[Data tied to figure images]
>> Begin
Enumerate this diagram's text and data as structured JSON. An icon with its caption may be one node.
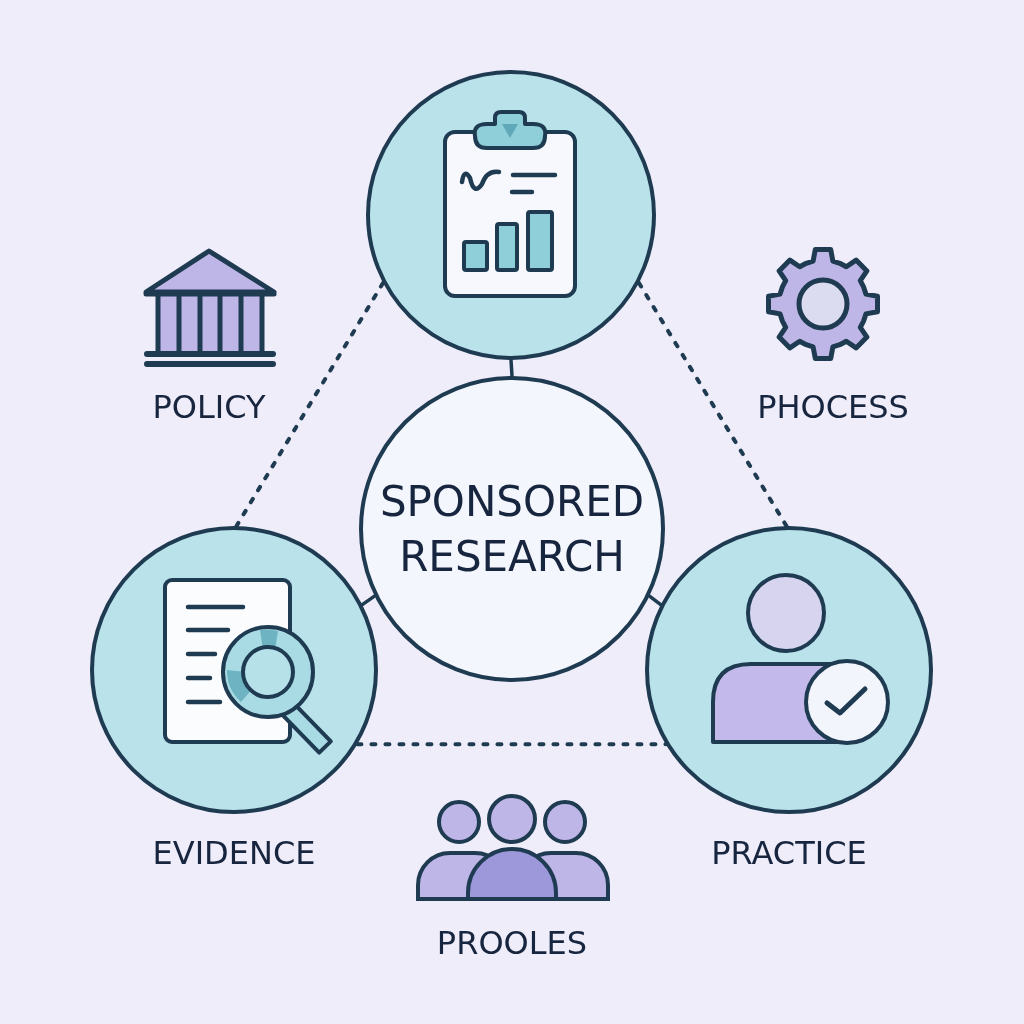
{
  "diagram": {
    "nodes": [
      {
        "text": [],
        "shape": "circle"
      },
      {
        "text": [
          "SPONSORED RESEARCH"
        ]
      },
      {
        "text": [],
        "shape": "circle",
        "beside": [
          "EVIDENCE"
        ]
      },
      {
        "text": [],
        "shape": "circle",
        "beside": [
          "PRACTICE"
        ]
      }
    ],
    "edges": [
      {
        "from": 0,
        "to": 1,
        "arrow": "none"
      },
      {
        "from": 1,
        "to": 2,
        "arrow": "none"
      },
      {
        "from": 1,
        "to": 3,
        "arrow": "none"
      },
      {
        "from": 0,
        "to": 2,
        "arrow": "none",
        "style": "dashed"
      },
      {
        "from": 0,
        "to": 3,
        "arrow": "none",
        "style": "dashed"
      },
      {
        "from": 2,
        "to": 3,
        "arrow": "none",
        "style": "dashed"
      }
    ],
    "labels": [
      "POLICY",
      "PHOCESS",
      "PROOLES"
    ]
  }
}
>> End
What is required:
Transcribe every entry above exactly. Omit all pictures.

Problem solution:
Enumerate this diagram's text and data as structured JSON. An icon with its caption may be one node.
{
  "diagram": {
    "nodes": [
      {
        "text": [],
        "shape": "circle"
      },
      {
        "text": [
          "SPONSORED RESEARCH"
        ]
      },
      {
        "text": [],
        "shape": "circle",
        "beside": [
          "EVIDENCE"
        ]
      },
      {
        "text": [],
        "shape": "circle",
        "beside": [
          "PRACTICE"
        ]
      }
    ],
    "edges": [
      {
        "from": 0,
        "to": 1,
        "arrow": "none"
      },
      {
        "from": 1,
        "to": 2,
        "arrow": "none"
      },
      {
        "from": 1,
        "to": 3,
        "arrow": "none"
      },
      {
        "from": 0,
        "to": 2,
        "arrow": "none",
        "style": "dashed"
      },
      {
        "from": 0,
        "to": 3,
        "arrow": "none",
        "style": "dashed"
      },
      {
        "from": 2,
        "to": 3,
        "arrow": "none",
        "style": "dashed"
      }
    ],
    "labels": [
      "POLICY",
      "PHOCESS",
      "PROOLES"
    ]
  }
}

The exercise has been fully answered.